■ Exercise:
Repeat the listing in full. Nothing may be added or left out.

■ Material for this exercise:
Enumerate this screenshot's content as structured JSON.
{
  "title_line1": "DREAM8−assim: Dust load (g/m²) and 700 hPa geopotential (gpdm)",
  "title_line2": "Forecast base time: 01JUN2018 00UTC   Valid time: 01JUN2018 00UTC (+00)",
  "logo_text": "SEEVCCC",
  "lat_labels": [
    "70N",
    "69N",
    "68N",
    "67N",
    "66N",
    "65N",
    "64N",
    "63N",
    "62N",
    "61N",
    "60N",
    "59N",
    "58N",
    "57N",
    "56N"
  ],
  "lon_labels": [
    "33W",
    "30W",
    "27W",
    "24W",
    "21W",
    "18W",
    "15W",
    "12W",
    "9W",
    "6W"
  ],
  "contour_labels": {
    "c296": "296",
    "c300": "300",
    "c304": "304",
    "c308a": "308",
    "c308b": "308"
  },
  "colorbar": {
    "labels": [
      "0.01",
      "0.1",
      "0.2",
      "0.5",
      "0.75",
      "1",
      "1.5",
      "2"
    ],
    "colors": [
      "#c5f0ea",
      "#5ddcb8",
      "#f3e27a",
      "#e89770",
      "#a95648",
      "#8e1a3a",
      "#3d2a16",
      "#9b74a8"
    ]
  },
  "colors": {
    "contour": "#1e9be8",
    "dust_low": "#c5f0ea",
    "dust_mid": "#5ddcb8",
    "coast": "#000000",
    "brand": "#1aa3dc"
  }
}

■ Solution to this task:
Enumerate this screenshot's content as structured JSON.
{
  "title_line1": "DREAM8−assim: Dust load (g/m²) and 700 hPa geopotential (gpdm)",
  "title_line2": "Forecast base time: 01JUN2018 00UTC   Valid time: 01JUN2018 00UTC (+00)",
  "logo_text": "SEEVCCC",
  "lat_labels": [
    "70N",
    "69N",
    "68N",
    "67N",
    "66N",
    "65N",
    "64N",
    "63N",
    "62N",
    "61N",
    "60N",
    "59N",
    "58N",
    "57N",
    "56N"
  ],
  "lon_labels": [
    "33W",
    "30W",
    "27W",
    "24W",
    "21W",
    "18W",
    "15W",
    "12W",
    "9W",
    "6W"
  ],
  "contour_labels": {
    "c296": "296",
    "c300": "300",
    "c304": "304",
    "c308a": "308",
    "c308b": "308"
  },
  "colorbar": {
    "labels": [
      "0.01",
      "0.1",
      "0.2",
      "0.5",
      "0.75",
      "1",
      "1.5",
      "2"
    ],
    "colors": [
      "#c5f0ea",
      "#5ddcb8",
      "#f3e27a",
      "#e89770",
      "#a95648",
      "#8e1a3a",
      "#3d2a16",
      "#9b74a8"
    ]
  },
  "colors": {
    "contour": "#1e9be8",
    "dust_low": "#c5f0ea",
    "dust_mid": "#5ddcb8",
    "coast": "#000000",
    "brand": "#1aa3dc"
  }
}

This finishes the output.